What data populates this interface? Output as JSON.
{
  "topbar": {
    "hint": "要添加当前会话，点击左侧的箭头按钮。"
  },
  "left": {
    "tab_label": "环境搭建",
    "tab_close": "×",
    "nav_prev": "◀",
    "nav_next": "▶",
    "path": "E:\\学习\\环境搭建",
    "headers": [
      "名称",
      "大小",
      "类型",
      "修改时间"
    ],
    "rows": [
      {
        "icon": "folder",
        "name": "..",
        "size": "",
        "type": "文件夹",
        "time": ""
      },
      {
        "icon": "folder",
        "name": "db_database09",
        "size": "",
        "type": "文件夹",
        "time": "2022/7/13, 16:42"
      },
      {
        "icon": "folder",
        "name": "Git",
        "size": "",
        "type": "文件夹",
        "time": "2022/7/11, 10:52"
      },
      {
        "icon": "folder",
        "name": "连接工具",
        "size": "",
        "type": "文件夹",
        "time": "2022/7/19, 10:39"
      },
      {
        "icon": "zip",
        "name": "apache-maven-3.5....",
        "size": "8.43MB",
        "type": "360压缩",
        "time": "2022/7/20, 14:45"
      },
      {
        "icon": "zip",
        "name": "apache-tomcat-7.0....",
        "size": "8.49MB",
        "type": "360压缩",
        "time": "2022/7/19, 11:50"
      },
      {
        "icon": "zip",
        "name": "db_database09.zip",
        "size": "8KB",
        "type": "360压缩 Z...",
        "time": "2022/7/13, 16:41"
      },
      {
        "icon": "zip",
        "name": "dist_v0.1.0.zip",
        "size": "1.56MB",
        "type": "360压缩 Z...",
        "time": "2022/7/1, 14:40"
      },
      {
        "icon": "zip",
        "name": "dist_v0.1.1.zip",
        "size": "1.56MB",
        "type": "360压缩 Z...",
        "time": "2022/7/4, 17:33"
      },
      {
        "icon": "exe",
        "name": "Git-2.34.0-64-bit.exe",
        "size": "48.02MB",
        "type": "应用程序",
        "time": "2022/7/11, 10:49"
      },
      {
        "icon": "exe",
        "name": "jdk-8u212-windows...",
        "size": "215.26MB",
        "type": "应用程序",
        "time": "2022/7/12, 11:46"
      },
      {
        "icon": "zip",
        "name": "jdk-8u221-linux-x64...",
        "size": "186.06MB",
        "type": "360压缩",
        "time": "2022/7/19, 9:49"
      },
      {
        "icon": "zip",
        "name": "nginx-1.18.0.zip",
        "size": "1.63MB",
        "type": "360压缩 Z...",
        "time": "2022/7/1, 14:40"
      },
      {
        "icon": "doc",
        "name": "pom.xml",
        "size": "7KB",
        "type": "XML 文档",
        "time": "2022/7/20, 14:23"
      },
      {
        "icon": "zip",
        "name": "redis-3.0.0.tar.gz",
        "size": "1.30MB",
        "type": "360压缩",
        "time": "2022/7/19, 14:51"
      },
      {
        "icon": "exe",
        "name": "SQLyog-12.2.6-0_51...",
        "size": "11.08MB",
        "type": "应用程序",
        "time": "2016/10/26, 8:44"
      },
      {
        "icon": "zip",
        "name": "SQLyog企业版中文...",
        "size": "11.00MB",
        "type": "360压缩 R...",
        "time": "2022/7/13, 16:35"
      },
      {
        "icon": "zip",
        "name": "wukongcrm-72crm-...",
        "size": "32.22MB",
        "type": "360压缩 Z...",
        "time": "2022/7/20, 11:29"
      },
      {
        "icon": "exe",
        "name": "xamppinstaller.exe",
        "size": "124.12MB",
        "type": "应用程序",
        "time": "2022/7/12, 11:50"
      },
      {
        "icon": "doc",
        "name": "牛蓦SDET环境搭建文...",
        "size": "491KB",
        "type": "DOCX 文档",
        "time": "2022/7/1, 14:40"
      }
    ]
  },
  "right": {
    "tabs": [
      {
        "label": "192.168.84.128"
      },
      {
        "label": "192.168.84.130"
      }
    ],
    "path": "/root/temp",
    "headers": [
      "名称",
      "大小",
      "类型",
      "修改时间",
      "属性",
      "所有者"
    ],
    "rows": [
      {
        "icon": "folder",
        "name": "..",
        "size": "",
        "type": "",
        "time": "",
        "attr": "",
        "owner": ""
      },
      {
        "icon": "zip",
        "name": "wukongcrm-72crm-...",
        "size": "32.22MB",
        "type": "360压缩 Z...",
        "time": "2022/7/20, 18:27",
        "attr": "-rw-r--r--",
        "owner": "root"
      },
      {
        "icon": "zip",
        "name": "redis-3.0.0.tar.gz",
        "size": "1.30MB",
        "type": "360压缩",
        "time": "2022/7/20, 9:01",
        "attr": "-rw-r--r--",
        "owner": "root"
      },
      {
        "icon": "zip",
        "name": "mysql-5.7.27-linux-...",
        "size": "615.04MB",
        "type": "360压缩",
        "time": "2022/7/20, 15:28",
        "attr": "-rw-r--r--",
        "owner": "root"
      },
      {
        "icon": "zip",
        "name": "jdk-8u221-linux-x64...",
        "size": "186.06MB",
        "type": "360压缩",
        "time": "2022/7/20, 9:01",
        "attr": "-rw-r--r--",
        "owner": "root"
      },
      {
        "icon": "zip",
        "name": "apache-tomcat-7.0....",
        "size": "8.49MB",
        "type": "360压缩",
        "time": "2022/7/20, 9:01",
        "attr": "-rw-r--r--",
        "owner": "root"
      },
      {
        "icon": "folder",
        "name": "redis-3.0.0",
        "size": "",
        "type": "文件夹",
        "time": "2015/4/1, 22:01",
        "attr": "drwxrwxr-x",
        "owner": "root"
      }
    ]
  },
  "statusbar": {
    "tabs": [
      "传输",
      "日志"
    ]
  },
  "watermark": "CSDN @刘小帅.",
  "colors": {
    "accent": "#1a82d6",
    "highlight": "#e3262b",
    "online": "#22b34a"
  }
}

---

→ Exercise task:
Quote the entire listing above exactly.

→ Response to the exercise:
What data populates this interface? Output as JSON.
{
  "topbar": {
    "hint": "要添加当前会话，点击左侧的箭头按钮。"
  },
  "left": {
    "tab_label": "环境搭建",
    "tab_close": "×",
    "nav_prev": "◀",
    "nav_next": "▶",
    "path": "E:\\学习\\环境搭建",
    "headers": [
      "名称",
      "大小",
      "类型",
      "修改时间"
    ],
    "rows": [
      {
        "icon": "folder",
        "name": "..",
        "size": "",
        "type": "文件夹",
        "time": ""
      },
      {
        "icon": "folder",
        "name": "db_database09",
        "size": "",
        "type": "文件夹",
        "time": "2022/7/13, 16:42"
      },
      {
        "icon": "folder",
        "name": "Git",
        "size": "",
        "type": "文件夹",
        "time": "2022/7/11, 10:52"
      },
      {
        "icon": "folder",
        "name": "连接工具",
        "size": "",
        "type": "文件夹",
        "time": "2022/7/19, 10:39"
      },
      {
        "icon": "zip",
        "name": "apache-maven-3.5....",
        "size": "8.43MB",
        "type": "360压缩",
        "time": "2022/7/20, 14:45"
      },
      {
        "icon": "zip",
        "name": "apache-tomcat-7.0....",
        "size": "8.49MB",
        "type": "360压缩",
        "time": "2022/7/19, 11:50"
      },
      {
        "icon": "zip",
        "name": "db_database09.zip",
        "size": "8KB",
        "type": "360压缩 Z...",
        "time": "2022/7/13, 16:41"
      },
      {
        "icon": "zip",
        "name": "dist_v0.1.0.zip",
        "size": "1.56MB",
        "type": "360压缩 Z...",
        "time": "2022/7/1, 14:40"
      },
      {
        "icon": "zip",
        "name": "dist_v0.1.1.zip",
        "size": "1.56MB",
        "type": "360压缩 Z...",
        "time": "2022/7/4, 17:33"
      },
      {
        "icon": "exe",
        "name": "Git-2.34.0-64-bit.exe",
        "size": "48.02MB",
        "type": "应用程序",
        "time": "2022/7/11, 10:49"
      },
      {
        "icon": "exe",
        "name": "jdk-8u212-windows...",
        "size": "215.26MB",
        "type": "应用程序",
        "time": "2022/7/12, 11:46"
      },
      {
        "icon": "zip",
        "name": "jdk-8u221-linux-x64...",
        "size": "186.06MB",
        "type": "360压缩",
        "time": "2022/7/19, 9:49"
      },
      {
        "icon": "zip",
        "name": "nginx-1.18.0.zip",
        "size": "1.63MB",
        "type": "360压缩 Z...",
        "time": "2022/7/1, 14:40"
      },
      {
        "icon": "doc",
        "name": "pom.xml",
        "size": "7KB",
        "type": "XML 文档",
        "time": "2022/7/20, 14:23"
      },
      {
        "icon": "zip",
        "name": "redis-3.0.0.tar.gz",
        "size": "1.30MB",
        "type": "360压缩",
        "time": "2022/7/19, 14:51"
      },
      {
        "icon": "exe",
        "name": "SQLyog-12.2.6-0_51...",
        "size": "11.08MB",
        "type": "应用程序",
        "time": "2016/10/26, 8:44"
      },
      {
        "icon": "zip",
        "name": "SQLyog企业版中文...",
        "size": "11.00MB",
        "type": "360压缩 R...",
        "time": "2022/7/13, 16:35"
      },
      {
        "icon": "zip",
        "name": "wukongcrm-72crm-...",
        "size": "32.22MB",
        "type": "360压缩 Z...",
        "time": "2022/7/20, 11:29"
      },
      {
        "icon": "exe",
        "name": "xamppinstaller.exe",
        "size": "124.12MB",
        "type": "应用程序",
        "time": "2022/7/12, 11:50"
      },
      {
        "icon": "doc",
        "name": "牛蓦SDET环境搭建文...",
        "size": "491KB",
        "type": "DOCX 文档",
        "time": "2022/7/1, 14:40"
      }
    ]
  },
  "right": {
    "tabs": [
      {
        "label": "192.168.84.128"
      },
      {
        "label": "192.168.84.130"
      }
    ],
    "path": "/root/temp",
    "headers": [
      "名称",
      "大小",
      "类型",
      "修改时间",
      "属性",
      "所有者"
    ],
    "rows": [
      {
        "icon": "folder",
        "name": "..",
        "size": "",
        "type": "",
        "time": "",
        "attr": "",
        "owner": ""
      },
      {
        "icon": "zip",
        "name": "wukongcrm-72crm-...",
        "size": "32.22MB",
        "type": "360压缩 Z...",
        "time": "2022/7/20, 18:27",
        "attr": "-rw-r--r--",
        "owner": "root"
      },
      {
        "icon": "zip",
        "name": "redis-3.0.0.tar.gz",
        "size": "1.30MB",
        "type": "360压缩",
        "time": "2022/7/20, 9:01",
        "attr": "-rw-r--r--",
        "owner": "root"
      },
      {
        "icon": "zip",
        "name": "mysql-5.7.27-linux-...",
        "size": "615.04MB",
        "type": "360压缩",
        "time": "2022/7/20, 15:28",
        "attr": "-rw-r--r--",
        "owner": "root"
      },
      {
        "icon": "zip",
        "name": "jdk-8u221-linux-x64...",
        "size": "186.06MB",
        "type": "360压缩",
        "time": "2022/7/20, 9:01",
        "attr": "-rw-r--r--",
        "owner": "root"
      },
      {
        "icon": "zip",
        "name": "apache-tomcat-7.0....",
        "size": "8.49MB",
        "type": "360压缩",
        "time": "2022/7/20, 9:01",
        "attr": "-rw-r--r--",
        "owner": "root"
      },
      {
        "icon": "folder",
        "name": "redis-3.0.0",
        "size": "",
        "type": "文件夹",
        "time": "2015/4/1, 22:01",
        "attr": "drwxrwxr-x",
        "owner": "root"
      }
    ]
  },
  "statusbar": {
    "tabs": [
      "传输",
      "日志"
    ]
  },
  "watermark": "CSDN @刘小帅.",
  "colors": {
    "accent": "#1a82d6",
    "highlight": "#e3262b",
    "online": "#22b34a"
  }
}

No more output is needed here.